§ **DATASET ENTRIES**:
## start

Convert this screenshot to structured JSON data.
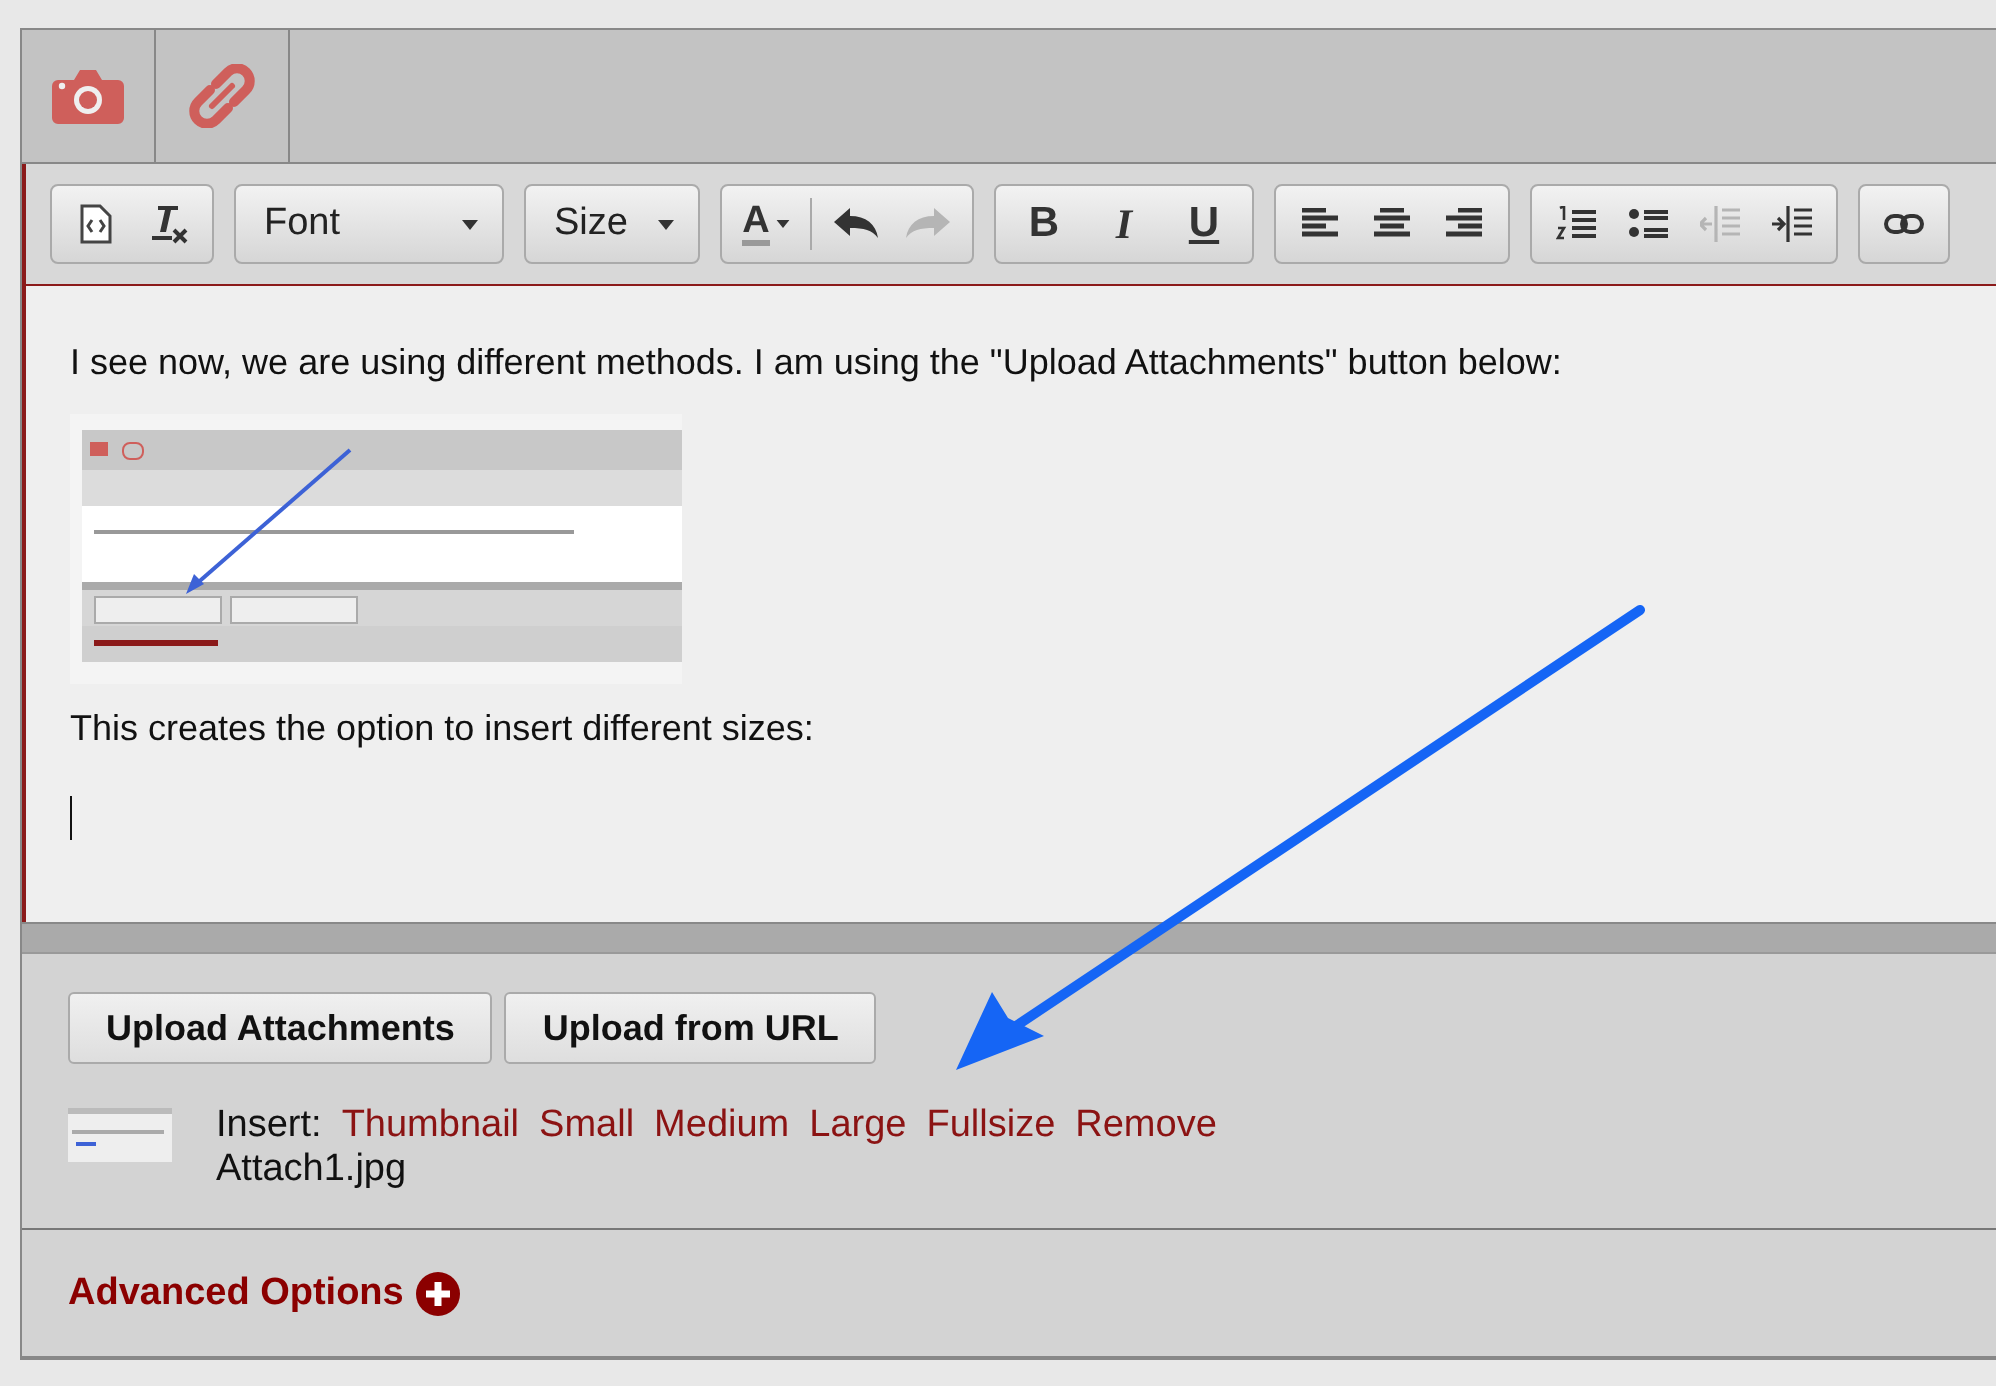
{
  "tabs": [
    {
      "kind": "camera"
    },
    {
      "kind": "link"
    }
  ],
  "toolbar": {
    "font_dropdown": {
      "label": "Font"
    },
    "size_dropdown": {
      "label": "Size"
    },
    "text_color": {
      "label": "A"
    },
    "undo": {
      "disabled": false
    },
    "redo": {
      "disabled": true
    },
    "format_buttons": [
      {
        "label": "B",
        "kind": "bold"
      },
      {
        "label": "I",
        "kind": "italic"
      },
      {
        "label": "U",
        "kind": "underline"
      }
    ],
    "outdent": {
      "disabled": true
    },
    "indent": {
      "disabled": false
    }
  },
  "editor": {
    "paragraphs": [
      {
        "kind": "text",
        "text": "I see now, we are using different methods. I am using the \"Upload Attachments\" button below:"
      },
      {
        "kind": "image"
      },
      {
        "kind": "text",
        "text": "This creates the option to insert different sizes:"
      },
      {
        "kind": "cursor"
      }
    ]
  },
  "attachments": {
    "buttons": [
      "Upload Attachments",
      "Upload from URL"
    ],
    "file": {
      "insert_label": "Insert:",
      "links": [
        "Thumbnail",
        "Small",
        "Medium",
        "Large",
        "Fullsize",
        "Remove"
      ],
      "filename": "Attach1.jpg"
    }
  },
  "advanced_options": {
    "label": "Advanced Options",
    "expanded": false
  }
}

## end

§ **WHAT THE EXERCISE ASKS**: The answer is the number of lines in the preceding material that hold "different"; write that number and nothing else.

§ **COMPLETED TASK**: 2